§ **Aim**:
Select every line below containing the word "kind".

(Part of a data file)
• • •

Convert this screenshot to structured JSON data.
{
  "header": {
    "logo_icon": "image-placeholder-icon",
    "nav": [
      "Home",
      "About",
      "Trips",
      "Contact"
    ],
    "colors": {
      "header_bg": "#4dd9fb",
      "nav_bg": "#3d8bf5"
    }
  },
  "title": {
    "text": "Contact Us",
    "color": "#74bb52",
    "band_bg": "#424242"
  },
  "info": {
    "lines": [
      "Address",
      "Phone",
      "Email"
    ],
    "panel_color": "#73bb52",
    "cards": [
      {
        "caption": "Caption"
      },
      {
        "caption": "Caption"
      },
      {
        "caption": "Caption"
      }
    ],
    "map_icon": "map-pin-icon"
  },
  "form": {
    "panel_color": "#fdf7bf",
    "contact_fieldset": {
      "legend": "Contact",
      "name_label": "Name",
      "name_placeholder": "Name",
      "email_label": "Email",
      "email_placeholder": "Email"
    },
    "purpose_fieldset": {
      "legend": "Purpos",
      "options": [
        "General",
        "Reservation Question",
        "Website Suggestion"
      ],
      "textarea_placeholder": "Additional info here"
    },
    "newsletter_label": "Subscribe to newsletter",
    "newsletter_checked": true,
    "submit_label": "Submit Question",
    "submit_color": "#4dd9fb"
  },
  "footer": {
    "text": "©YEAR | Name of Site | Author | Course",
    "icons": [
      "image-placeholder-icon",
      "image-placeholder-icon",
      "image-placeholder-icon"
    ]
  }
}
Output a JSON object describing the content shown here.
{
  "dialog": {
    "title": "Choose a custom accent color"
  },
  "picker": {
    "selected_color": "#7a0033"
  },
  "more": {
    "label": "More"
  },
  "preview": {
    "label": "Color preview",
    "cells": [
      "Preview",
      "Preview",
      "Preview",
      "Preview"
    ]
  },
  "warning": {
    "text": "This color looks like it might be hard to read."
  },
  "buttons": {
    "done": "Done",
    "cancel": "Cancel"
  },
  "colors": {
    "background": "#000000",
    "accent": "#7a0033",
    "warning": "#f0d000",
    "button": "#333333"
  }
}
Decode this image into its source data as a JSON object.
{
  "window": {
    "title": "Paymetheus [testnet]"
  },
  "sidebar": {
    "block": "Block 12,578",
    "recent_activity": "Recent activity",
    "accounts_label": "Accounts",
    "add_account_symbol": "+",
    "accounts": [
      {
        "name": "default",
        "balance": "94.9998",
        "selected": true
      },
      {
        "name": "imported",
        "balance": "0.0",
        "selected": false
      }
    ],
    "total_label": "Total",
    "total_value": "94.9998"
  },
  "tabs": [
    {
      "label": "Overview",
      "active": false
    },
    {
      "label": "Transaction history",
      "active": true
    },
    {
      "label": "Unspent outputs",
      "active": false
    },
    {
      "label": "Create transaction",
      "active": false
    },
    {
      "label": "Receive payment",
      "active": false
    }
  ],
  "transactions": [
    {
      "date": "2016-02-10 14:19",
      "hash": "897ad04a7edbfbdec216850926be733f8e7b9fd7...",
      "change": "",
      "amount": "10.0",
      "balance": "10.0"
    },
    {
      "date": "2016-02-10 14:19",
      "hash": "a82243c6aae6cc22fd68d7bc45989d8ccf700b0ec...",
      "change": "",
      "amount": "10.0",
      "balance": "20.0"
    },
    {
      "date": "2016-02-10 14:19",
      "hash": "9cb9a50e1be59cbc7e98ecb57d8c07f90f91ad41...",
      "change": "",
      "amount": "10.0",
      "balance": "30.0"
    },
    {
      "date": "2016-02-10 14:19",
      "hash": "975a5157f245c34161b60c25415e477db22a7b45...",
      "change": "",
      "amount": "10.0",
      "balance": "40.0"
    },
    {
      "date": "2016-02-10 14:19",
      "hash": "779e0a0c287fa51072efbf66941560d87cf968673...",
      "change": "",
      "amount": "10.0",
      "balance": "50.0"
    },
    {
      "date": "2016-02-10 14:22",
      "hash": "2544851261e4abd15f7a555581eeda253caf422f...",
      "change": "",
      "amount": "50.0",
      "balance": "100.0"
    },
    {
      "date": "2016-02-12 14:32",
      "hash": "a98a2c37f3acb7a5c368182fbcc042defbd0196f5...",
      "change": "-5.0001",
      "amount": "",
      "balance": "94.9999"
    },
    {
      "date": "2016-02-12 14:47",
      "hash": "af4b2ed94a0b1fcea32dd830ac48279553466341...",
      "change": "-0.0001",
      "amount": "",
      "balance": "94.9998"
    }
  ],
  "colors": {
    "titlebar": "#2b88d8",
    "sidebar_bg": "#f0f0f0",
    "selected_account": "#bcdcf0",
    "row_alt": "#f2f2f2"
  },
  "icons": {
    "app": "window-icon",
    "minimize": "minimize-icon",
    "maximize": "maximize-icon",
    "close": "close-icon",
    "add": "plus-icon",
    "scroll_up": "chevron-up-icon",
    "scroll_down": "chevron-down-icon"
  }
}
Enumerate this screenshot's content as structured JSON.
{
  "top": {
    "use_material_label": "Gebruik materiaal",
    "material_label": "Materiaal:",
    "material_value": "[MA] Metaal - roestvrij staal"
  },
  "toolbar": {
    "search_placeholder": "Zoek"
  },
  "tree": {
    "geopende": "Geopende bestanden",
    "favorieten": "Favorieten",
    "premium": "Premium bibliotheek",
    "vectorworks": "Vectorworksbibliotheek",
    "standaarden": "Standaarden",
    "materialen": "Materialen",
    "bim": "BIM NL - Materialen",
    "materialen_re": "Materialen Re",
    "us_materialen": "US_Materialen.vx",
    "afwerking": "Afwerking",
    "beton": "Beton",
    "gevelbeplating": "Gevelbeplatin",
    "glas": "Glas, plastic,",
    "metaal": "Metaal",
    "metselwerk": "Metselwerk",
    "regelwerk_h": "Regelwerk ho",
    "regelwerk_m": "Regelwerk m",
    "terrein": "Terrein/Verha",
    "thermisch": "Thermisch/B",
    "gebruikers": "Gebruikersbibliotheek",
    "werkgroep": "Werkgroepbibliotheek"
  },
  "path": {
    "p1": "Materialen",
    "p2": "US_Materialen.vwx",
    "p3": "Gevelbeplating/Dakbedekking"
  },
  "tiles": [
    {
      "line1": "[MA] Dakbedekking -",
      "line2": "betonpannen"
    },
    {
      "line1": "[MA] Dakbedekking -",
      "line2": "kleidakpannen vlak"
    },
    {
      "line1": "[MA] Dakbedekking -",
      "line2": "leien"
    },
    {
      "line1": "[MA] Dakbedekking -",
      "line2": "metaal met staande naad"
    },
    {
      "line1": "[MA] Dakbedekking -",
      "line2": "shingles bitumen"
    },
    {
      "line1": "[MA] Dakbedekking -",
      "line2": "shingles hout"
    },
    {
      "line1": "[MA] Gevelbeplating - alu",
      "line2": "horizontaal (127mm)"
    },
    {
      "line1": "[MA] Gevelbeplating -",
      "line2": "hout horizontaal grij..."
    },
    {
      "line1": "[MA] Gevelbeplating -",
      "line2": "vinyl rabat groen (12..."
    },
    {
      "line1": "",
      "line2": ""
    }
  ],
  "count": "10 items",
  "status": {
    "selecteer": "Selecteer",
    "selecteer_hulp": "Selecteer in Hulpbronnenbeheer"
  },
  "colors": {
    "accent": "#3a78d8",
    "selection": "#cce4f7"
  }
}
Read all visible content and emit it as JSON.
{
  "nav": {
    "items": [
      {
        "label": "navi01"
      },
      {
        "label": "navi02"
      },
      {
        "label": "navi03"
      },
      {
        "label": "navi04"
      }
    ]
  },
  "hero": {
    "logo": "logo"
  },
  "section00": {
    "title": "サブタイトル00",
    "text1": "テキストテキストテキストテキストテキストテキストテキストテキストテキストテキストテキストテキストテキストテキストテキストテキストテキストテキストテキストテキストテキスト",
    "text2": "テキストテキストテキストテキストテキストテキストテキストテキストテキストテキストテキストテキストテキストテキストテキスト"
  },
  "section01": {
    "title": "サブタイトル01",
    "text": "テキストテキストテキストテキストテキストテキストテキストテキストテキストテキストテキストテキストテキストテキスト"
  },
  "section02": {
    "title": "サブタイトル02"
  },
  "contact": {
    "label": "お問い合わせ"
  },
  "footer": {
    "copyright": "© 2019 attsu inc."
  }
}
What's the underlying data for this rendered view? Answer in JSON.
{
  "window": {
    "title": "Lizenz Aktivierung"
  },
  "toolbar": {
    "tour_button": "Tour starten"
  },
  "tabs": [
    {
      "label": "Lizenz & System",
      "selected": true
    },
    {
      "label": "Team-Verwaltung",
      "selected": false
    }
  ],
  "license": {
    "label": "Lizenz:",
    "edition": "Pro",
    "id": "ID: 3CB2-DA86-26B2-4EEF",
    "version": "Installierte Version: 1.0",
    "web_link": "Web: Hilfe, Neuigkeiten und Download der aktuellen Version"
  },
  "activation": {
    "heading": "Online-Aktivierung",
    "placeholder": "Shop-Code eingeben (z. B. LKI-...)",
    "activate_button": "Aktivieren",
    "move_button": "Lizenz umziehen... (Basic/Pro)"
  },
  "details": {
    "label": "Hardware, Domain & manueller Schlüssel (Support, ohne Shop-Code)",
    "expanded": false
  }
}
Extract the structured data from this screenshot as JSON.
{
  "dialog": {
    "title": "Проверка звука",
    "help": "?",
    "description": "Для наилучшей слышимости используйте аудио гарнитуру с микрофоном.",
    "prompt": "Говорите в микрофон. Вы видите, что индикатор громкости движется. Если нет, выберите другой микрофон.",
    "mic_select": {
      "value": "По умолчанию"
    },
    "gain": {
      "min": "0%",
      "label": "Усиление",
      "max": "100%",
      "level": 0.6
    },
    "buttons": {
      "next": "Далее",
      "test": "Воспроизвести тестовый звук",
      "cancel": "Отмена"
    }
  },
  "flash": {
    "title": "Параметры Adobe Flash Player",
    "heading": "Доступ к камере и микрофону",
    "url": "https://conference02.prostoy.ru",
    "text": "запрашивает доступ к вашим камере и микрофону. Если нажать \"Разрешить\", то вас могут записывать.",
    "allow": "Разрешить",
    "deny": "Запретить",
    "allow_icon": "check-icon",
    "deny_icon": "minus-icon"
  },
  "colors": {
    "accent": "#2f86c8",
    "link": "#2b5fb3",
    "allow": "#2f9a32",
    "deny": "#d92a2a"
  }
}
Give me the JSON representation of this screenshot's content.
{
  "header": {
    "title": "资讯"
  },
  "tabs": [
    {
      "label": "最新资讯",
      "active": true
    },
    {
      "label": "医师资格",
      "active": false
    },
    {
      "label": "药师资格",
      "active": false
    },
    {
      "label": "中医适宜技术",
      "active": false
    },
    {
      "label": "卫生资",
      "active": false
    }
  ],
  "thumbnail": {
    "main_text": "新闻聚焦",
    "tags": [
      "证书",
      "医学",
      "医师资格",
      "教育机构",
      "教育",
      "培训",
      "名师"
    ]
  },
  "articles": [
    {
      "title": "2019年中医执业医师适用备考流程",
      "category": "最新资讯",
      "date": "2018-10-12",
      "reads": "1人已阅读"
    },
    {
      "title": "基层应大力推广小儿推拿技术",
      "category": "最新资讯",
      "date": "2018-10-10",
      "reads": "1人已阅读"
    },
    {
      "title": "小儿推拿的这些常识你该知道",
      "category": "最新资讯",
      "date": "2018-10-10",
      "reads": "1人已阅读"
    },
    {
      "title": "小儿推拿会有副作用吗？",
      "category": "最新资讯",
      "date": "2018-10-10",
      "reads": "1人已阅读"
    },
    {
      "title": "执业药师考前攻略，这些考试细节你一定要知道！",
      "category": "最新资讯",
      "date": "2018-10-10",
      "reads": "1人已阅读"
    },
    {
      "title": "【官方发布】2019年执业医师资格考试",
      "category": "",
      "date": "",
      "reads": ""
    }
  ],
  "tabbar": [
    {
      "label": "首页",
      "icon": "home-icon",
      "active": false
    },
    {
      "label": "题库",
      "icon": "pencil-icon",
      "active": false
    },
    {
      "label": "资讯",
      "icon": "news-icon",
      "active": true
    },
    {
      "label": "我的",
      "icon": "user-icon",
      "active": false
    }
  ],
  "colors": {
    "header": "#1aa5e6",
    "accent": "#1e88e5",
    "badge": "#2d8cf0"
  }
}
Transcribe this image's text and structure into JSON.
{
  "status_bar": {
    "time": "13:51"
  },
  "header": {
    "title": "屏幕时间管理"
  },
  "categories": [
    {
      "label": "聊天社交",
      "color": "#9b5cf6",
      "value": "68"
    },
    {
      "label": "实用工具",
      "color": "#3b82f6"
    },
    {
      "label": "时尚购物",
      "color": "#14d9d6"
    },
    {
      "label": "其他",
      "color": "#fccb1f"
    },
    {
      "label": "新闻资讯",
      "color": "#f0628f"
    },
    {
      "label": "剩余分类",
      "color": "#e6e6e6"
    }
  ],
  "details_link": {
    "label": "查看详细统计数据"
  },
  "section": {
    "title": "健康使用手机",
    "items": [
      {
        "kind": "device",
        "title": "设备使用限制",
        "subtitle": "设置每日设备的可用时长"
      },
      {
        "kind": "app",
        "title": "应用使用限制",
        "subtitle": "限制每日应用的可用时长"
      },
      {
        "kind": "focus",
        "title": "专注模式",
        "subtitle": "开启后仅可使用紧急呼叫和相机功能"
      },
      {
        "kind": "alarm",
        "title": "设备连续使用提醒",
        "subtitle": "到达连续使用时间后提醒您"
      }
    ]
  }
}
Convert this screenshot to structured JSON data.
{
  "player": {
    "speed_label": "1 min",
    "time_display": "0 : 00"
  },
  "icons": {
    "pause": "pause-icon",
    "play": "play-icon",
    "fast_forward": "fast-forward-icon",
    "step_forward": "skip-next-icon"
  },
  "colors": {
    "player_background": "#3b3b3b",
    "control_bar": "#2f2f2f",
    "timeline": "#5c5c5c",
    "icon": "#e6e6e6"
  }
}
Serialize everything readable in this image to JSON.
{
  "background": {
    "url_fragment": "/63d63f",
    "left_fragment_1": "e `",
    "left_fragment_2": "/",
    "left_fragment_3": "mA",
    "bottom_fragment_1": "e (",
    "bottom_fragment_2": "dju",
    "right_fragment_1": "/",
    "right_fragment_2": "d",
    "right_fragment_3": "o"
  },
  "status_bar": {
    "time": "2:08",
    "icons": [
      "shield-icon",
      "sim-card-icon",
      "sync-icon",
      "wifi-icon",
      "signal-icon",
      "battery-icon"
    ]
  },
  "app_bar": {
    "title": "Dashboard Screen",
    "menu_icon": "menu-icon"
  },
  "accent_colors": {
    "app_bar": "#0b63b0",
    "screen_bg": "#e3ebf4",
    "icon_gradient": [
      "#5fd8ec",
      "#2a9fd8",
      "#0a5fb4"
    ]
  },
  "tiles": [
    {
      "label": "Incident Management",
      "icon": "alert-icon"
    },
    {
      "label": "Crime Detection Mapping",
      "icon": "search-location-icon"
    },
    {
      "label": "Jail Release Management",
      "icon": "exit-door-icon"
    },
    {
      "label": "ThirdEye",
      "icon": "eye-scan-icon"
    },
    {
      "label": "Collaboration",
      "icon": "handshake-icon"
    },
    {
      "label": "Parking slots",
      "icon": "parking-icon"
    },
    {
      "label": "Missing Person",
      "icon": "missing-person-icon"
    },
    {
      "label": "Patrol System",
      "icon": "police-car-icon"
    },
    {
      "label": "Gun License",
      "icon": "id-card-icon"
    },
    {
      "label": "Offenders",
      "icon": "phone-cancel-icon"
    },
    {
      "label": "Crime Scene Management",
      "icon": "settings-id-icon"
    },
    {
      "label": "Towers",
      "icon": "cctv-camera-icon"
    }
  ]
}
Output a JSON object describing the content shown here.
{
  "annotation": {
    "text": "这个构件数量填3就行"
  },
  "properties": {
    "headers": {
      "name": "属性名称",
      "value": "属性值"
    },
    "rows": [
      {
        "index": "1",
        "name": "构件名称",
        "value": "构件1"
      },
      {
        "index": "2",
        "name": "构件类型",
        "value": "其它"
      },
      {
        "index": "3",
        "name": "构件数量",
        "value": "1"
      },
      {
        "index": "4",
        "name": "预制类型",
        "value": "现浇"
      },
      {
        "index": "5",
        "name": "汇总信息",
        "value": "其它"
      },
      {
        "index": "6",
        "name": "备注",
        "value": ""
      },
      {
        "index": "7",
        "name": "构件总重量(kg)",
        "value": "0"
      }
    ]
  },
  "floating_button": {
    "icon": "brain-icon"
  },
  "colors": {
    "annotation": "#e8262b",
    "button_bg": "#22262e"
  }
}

• • •

§ **Expected answer**:
        "kind": "device",
        "kind": "app",
        "kind": "focus",
        "kind": "alarm",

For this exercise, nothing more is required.